_MATERIALS PROVIDED:_

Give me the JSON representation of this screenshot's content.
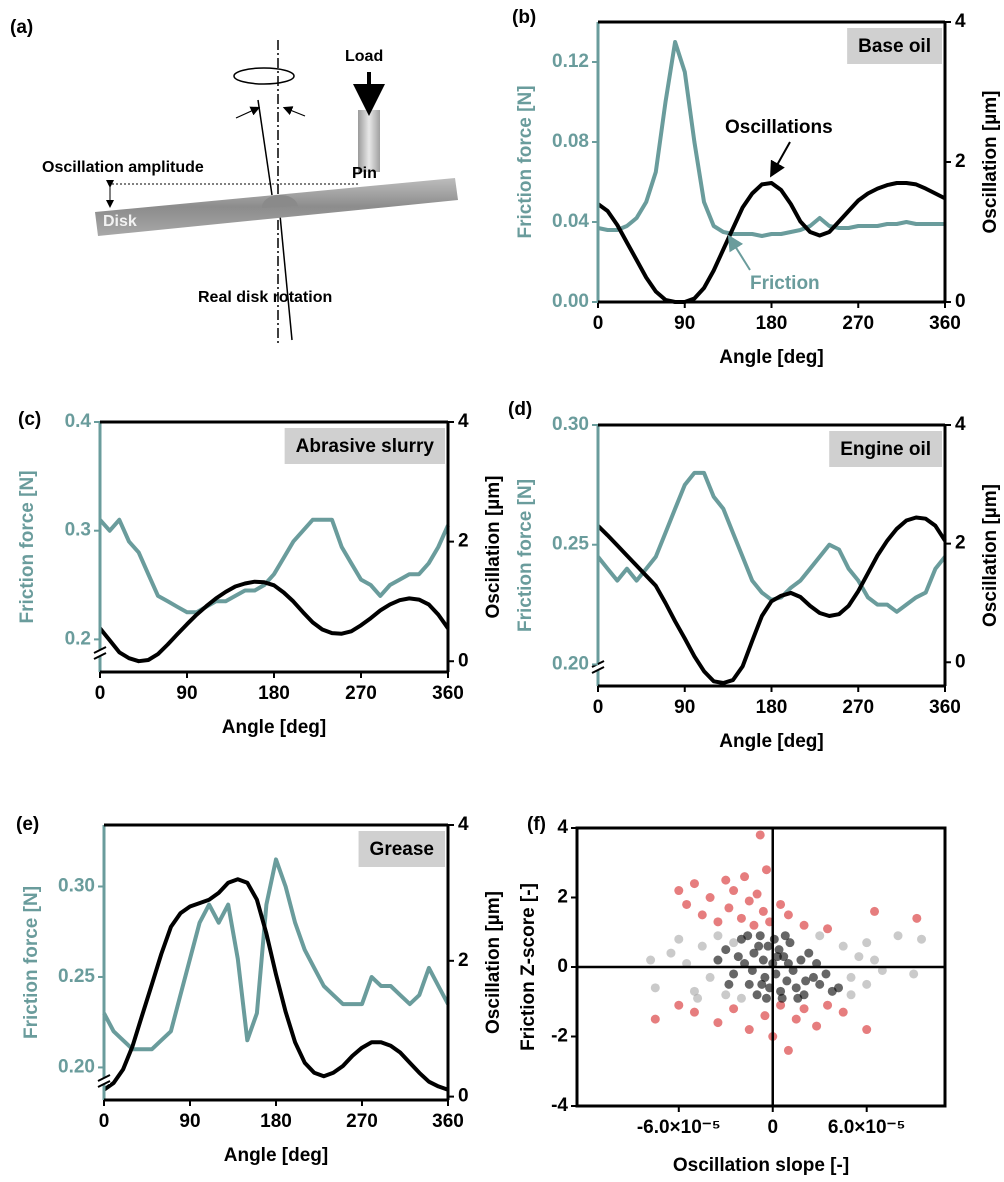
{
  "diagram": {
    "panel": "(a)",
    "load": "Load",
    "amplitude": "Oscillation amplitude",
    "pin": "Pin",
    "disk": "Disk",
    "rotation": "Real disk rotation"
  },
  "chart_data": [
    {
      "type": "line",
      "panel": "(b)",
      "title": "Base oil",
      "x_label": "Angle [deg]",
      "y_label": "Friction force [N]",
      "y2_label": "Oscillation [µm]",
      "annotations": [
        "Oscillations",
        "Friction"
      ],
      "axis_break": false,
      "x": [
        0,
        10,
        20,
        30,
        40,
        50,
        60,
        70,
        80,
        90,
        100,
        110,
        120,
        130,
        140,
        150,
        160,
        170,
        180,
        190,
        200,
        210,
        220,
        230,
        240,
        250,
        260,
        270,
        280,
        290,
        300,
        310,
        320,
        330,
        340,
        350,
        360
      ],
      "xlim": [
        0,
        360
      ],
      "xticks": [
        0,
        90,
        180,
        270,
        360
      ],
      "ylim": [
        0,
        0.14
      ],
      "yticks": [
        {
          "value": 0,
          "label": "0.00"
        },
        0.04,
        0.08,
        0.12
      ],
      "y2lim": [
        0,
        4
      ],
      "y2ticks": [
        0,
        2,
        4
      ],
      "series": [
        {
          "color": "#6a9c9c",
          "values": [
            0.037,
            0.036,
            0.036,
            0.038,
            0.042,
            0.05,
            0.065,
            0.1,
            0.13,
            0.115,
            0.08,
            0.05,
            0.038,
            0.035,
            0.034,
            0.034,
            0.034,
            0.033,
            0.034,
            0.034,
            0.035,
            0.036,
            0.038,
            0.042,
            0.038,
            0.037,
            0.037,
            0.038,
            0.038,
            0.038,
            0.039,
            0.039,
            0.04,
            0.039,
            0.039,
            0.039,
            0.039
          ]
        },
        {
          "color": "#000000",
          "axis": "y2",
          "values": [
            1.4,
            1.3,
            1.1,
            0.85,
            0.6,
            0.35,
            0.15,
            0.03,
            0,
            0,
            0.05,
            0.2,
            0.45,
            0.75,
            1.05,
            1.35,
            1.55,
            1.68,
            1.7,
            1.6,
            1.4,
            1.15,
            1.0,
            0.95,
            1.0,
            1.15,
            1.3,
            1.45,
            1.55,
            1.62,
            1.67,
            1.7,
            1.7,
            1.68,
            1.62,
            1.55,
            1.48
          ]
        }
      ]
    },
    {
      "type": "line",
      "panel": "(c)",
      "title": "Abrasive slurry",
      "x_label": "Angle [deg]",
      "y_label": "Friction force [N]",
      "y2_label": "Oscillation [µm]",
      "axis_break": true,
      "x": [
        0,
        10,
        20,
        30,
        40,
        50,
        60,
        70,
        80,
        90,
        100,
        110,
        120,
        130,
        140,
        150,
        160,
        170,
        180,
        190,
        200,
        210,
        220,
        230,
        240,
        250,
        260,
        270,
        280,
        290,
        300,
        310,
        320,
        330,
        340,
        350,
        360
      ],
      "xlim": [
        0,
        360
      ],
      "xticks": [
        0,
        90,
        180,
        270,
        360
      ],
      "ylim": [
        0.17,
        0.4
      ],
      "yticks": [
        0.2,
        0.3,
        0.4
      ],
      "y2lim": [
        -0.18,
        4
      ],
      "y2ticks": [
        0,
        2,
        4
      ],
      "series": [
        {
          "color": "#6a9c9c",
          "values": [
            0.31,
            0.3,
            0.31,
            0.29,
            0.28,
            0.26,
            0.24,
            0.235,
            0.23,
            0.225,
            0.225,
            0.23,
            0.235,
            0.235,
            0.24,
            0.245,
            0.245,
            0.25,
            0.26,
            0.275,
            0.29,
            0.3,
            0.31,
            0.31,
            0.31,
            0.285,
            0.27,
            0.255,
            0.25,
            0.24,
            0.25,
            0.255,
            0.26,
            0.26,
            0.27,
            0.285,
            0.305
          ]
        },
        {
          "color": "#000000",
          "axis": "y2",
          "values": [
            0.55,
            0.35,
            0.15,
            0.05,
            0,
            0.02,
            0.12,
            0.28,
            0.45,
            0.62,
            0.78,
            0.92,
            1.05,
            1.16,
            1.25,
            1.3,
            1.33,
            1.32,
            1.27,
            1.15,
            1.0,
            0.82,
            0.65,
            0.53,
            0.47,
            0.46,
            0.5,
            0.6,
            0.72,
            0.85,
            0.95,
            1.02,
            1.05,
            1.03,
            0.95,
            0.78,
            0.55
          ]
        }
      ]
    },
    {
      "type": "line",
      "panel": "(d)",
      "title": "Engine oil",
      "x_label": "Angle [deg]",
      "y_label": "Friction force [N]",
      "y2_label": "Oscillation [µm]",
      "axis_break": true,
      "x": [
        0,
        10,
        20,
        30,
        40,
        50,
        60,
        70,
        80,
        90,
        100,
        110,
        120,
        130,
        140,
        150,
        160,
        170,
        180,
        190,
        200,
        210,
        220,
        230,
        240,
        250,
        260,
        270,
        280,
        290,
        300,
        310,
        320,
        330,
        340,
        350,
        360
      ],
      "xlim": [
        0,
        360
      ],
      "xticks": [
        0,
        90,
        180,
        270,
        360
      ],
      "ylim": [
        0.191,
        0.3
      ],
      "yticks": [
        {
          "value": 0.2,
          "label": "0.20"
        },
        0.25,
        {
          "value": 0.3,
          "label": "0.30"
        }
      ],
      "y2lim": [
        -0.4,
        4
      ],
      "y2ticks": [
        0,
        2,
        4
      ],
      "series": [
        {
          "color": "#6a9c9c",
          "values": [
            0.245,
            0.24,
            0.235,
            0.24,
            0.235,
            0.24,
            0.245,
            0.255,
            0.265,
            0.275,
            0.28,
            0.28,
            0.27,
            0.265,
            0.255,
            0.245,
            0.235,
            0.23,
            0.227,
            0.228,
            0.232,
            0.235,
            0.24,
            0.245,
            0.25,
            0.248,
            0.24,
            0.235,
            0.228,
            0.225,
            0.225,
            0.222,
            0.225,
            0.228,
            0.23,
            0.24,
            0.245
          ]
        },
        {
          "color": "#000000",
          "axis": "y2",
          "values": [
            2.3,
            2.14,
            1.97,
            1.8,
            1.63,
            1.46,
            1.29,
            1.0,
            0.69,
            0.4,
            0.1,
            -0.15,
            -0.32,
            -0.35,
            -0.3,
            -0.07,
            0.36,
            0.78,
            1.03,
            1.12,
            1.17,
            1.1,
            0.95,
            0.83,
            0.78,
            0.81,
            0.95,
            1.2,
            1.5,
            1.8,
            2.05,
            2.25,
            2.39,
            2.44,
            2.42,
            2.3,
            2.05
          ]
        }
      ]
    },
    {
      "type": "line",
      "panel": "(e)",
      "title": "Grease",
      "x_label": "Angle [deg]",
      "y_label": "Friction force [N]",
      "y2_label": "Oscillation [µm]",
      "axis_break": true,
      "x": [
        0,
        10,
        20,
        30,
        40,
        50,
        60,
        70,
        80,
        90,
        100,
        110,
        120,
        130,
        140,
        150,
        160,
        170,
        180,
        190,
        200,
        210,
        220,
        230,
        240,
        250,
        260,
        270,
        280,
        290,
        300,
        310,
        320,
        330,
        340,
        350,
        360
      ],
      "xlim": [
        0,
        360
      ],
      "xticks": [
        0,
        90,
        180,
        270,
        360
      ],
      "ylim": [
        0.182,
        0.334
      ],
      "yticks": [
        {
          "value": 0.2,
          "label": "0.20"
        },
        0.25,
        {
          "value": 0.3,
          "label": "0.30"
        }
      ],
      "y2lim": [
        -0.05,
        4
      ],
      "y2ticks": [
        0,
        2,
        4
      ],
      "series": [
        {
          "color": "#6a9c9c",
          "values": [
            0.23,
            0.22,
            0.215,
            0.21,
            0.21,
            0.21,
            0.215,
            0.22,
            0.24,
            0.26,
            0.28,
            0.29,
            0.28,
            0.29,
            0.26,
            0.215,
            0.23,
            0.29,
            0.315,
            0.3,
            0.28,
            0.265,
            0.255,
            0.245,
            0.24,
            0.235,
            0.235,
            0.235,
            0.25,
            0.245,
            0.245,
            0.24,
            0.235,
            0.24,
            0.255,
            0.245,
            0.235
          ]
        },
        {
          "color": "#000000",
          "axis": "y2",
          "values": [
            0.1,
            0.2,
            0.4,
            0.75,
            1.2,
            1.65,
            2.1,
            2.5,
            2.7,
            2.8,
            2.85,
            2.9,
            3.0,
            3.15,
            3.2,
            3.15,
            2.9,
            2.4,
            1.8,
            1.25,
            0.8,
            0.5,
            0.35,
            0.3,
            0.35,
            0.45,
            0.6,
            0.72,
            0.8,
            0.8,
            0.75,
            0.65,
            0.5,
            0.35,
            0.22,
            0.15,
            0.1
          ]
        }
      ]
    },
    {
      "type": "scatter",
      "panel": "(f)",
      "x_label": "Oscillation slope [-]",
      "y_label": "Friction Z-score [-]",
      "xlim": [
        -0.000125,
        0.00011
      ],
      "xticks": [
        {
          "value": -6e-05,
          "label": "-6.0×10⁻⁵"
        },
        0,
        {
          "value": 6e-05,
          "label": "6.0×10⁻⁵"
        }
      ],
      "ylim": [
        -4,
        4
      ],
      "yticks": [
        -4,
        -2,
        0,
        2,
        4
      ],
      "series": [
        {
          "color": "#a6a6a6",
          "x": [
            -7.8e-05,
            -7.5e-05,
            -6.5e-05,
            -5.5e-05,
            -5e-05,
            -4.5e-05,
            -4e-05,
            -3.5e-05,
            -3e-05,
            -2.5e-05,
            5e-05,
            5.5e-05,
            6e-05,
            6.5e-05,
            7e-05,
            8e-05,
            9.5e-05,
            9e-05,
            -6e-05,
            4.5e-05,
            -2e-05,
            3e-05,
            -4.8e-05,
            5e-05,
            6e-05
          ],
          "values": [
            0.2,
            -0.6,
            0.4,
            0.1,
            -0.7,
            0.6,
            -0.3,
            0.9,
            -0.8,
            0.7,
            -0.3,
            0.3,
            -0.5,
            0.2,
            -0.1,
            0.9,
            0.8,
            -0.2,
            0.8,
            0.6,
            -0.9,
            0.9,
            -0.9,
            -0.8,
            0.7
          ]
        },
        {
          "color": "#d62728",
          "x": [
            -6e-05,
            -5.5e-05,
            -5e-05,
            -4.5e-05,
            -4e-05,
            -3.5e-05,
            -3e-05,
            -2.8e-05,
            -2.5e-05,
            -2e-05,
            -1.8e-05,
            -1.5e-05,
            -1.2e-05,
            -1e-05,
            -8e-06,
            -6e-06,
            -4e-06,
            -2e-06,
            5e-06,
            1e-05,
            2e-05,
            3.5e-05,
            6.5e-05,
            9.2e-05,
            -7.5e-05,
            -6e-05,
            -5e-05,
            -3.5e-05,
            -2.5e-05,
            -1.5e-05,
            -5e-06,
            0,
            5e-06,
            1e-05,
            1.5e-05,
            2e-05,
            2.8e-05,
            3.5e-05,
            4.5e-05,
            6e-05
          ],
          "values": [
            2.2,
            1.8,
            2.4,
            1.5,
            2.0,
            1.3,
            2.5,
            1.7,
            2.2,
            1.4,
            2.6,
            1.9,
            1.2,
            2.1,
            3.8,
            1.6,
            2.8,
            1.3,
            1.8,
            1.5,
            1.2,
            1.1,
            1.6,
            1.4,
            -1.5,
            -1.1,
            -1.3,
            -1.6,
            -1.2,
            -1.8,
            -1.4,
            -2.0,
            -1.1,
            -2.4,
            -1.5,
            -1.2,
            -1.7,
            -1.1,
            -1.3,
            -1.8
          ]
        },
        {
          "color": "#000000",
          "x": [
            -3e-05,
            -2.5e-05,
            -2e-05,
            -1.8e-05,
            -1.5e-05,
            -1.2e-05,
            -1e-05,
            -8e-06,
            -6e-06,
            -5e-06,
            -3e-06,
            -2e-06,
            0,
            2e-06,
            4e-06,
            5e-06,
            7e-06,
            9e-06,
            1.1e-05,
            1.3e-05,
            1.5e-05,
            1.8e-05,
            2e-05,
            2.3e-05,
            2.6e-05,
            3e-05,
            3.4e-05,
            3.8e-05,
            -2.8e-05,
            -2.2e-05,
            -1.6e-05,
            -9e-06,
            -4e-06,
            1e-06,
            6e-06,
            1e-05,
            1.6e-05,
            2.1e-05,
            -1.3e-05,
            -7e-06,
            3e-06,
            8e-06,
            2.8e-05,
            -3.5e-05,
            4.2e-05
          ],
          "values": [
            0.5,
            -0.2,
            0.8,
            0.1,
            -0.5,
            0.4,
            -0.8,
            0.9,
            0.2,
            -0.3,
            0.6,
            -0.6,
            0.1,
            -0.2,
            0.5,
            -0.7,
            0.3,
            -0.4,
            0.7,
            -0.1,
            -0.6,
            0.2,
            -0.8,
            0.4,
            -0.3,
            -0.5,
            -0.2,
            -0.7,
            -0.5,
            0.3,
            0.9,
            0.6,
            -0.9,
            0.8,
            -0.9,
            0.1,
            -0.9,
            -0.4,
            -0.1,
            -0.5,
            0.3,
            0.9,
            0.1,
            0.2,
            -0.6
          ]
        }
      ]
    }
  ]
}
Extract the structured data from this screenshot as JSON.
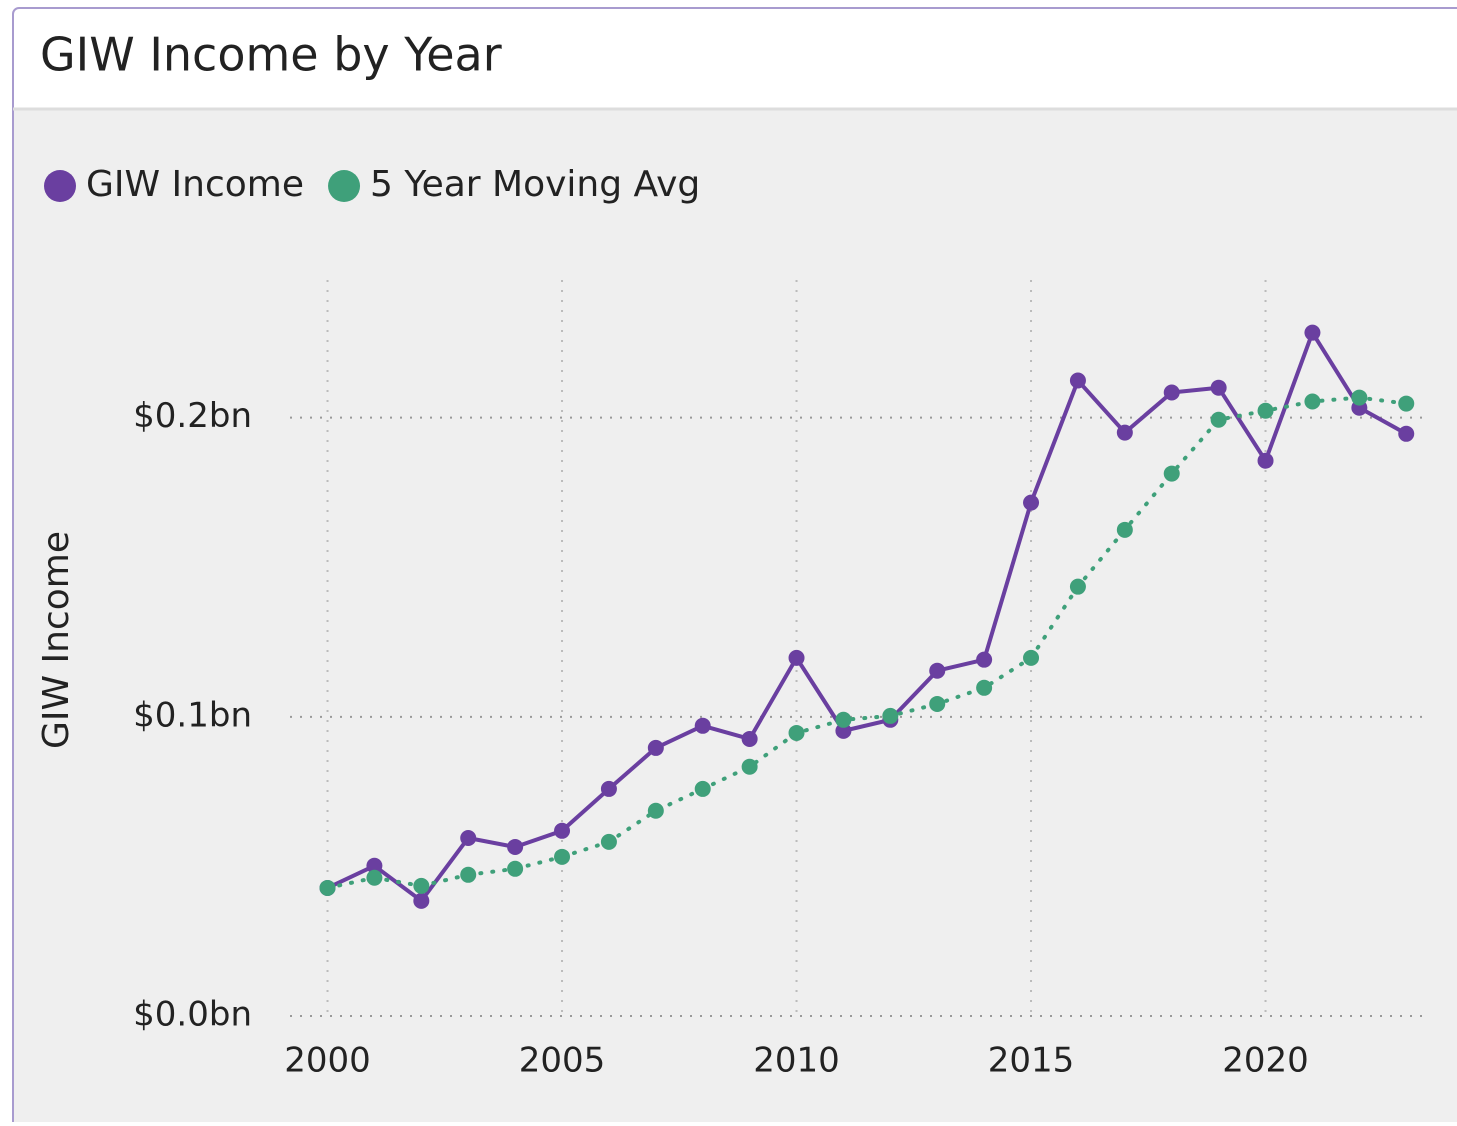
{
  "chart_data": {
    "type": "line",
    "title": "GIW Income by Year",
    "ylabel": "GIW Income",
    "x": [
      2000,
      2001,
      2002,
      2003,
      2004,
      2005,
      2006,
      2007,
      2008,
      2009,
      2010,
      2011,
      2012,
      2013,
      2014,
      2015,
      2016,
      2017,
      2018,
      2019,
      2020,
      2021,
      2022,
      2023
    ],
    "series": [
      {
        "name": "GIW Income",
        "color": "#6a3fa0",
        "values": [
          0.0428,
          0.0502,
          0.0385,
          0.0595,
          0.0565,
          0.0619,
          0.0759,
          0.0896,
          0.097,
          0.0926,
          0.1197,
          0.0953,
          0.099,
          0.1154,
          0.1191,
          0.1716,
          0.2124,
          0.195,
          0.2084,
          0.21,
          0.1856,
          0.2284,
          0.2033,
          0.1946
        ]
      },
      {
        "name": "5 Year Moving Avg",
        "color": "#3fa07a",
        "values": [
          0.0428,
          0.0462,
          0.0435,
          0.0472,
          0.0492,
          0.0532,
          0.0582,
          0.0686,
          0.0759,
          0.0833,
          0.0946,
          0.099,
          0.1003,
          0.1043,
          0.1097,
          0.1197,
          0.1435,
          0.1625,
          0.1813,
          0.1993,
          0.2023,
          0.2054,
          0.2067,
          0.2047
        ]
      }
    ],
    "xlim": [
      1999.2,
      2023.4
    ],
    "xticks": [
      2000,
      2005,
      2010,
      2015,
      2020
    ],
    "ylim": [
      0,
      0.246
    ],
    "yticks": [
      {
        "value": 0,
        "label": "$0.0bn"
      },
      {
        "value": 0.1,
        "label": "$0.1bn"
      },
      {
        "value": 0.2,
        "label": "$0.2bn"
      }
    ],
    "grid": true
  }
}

_WHAT YOU SHOULD DO:_ Look through the data and show every line containing "this".

_FULL RESPONSE:_
Give me the JSON representation of this screenshot's content.
Extract the structured data from this screenshot as JSON.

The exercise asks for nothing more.